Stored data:
+ + +
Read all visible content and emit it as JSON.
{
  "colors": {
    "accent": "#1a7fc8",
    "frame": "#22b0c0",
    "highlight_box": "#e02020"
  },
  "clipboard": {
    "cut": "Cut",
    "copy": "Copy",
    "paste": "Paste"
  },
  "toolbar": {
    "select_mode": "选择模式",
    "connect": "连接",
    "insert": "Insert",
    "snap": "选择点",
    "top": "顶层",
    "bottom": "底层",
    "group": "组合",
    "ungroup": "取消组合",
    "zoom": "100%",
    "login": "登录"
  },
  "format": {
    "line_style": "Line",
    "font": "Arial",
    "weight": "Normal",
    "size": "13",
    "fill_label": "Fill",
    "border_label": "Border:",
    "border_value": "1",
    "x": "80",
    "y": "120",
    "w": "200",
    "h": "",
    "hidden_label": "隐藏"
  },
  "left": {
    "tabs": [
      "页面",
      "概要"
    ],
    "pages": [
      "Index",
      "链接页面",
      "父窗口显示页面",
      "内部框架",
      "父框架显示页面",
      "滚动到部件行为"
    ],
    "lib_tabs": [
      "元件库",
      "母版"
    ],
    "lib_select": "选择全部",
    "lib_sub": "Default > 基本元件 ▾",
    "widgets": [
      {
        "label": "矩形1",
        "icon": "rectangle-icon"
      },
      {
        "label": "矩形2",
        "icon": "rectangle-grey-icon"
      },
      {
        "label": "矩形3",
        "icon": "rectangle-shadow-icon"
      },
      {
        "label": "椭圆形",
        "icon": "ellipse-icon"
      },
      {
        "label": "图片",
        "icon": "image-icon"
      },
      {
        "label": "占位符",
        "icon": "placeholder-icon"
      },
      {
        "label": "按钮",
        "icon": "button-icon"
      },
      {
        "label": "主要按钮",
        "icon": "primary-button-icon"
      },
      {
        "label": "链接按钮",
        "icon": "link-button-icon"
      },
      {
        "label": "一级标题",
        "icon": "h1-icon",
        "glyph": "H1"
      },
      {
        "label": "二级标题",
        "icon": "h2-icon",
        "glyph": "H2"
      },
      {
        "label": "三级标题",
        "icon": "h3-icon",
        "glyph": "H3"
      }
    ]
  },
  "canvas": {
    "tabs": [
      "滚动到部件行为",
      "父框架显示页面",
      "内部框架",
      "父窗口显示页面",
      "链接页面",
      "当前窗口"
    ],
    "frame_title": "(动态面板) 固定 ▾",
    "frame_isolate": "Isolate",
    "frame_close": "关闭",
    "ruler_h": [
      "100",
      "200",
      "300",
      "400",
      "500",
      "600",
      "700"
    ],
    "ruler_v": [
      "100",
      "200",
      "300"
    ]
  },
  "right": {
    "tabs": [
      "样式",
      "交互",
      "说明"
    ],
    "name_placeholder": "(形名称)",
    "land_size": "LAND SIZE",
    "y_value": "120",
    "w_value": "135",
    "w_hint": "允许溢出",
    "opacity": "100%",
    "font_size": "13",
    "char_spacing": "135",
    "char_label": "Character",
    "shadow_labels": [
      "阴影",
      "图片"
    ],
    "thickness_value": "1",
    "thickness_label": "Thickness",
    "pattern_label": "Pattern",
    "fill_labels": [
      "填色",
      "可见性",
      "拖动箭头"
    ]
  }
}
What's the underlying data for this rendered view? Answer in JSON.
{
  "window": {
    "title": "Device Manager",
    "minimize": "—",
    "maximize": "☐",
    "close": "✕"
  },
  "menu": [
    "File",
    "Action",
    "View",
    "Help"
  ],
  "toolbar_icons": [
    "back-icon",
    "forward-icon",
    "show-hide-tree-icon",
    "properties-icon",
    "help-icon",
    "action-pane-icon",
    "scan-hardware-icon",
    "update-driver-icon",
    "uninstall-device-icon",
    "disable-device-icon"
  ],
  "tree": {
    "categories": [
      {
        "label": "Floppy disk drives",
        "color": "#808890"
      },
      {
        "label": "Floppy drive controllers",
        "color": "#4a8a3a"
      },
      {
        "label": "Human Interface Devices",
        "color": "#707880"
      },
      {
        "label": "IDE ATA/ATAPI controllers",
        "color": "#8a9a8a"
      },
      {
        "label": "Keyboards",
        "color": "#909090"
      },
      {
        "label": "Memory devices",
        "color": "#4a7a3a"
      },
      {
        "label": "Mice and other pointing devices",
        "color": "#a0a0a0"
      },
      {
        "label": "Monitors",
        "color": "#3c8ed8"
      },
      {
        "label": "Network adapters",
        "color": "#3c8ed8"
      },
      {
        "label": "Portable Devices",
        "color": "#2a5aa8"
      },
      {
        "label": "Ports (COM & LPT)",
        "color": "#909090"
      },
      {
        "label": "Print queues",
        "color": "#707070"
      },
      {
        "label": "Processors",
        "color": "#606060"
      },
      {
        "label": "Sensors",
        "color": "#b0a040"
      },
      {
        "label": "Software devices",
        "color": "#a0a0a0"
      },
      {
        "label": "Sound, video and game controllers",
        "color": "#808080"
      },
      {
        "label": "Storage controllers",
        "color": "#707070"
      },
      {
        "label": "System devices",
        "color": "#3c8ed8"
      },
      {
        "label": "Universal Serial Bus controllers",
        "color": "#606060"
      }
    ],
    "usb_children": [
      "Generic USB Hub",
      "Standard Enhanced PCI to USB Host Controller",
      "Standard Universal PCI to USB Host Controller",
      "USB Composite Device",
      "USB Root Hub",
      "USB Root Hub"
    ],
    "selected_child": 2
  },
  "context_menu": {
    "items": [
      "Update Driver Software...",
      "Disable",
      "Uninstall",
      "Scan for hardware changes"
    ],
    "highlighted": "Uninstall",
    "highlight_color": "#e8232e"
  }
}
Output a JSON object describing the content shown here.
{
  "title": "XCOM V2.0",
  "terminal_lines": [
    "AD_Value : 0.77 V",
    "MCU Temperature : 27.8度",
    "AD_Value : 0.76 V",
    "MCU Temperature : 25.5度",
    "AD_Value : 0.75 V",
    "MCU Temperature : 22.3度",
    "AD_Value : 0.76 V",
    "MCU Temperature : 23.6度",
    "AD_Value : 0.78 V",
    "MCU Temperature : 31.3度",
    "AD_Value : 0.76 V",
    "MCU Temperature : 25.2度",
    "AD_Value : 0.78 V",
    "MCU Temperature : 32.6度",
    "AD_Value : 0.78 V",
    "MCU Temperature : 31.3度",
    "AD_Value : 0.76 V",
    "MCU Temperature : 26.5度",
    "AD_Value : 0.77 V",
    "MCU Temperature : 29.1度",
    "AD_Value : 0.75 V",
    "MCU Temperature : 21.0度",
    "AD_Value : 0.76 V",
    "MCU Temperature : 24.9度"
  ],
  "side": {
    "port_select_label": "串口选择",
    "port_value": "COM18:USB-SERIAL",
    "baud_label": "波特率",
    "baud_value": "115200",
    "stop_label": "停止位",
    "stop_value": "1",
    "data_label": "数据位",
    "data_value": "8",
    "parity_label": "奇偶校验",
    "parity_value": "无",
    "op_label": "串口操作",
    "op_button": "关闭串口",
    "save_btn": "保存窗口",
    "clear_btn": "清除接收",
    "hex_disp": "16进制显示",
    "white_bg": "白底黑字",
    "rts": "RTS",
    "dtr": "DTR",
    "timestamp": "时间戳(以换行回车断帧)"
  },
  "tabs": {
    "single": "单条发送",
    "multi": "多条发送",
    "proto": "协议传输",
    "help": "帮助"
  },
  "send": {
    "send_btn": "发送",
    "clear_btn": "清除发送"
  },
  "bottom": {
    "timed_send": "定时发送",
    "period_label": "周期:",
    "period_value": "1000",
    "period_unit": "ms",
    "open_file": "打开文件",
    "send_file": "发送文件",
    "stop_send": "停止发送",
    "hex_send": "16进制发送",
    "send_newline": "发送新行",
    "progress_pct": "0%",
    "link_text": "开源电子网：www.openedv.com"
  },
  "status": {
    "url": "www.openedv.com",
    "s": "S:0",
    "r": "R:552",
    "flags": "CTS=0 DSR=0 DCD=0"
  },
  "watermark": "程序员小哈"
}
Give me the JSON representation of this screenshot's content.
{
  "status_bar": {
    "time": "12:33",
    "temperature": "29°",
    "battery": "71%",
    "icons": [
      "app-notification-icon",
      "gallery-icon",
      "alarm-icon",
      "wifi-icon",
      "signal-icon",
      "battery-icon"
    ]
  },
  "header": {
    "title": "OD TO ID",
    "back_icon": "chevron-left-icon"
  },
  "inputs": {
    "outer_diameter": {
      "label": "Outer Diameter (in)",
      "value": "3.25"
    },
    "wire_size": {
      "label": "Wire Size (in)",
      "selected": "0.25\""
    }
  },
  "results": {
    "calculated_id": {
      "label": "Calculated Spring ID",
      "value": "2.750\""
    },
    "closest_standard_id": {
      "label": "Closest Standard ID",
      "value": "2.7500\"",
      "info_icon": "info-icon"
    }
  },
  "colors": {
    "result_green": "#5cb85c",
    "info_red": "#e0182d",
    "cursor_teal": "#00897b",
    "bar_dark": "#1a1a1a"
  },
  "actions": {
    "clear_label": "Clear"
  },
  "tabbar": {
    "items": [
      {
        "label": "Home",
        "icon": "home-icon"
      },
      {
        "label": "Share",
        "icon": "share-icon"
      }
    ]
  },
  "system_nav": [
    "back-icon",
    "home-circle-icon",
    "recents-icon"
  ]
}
+ + +
Your task: Which lines contain the word "Universal"? Copy each of them.

Exercise solution:
        "label": "Universal Serial Bus controllers",
      "Standard Universal PCI to USB Host Controller",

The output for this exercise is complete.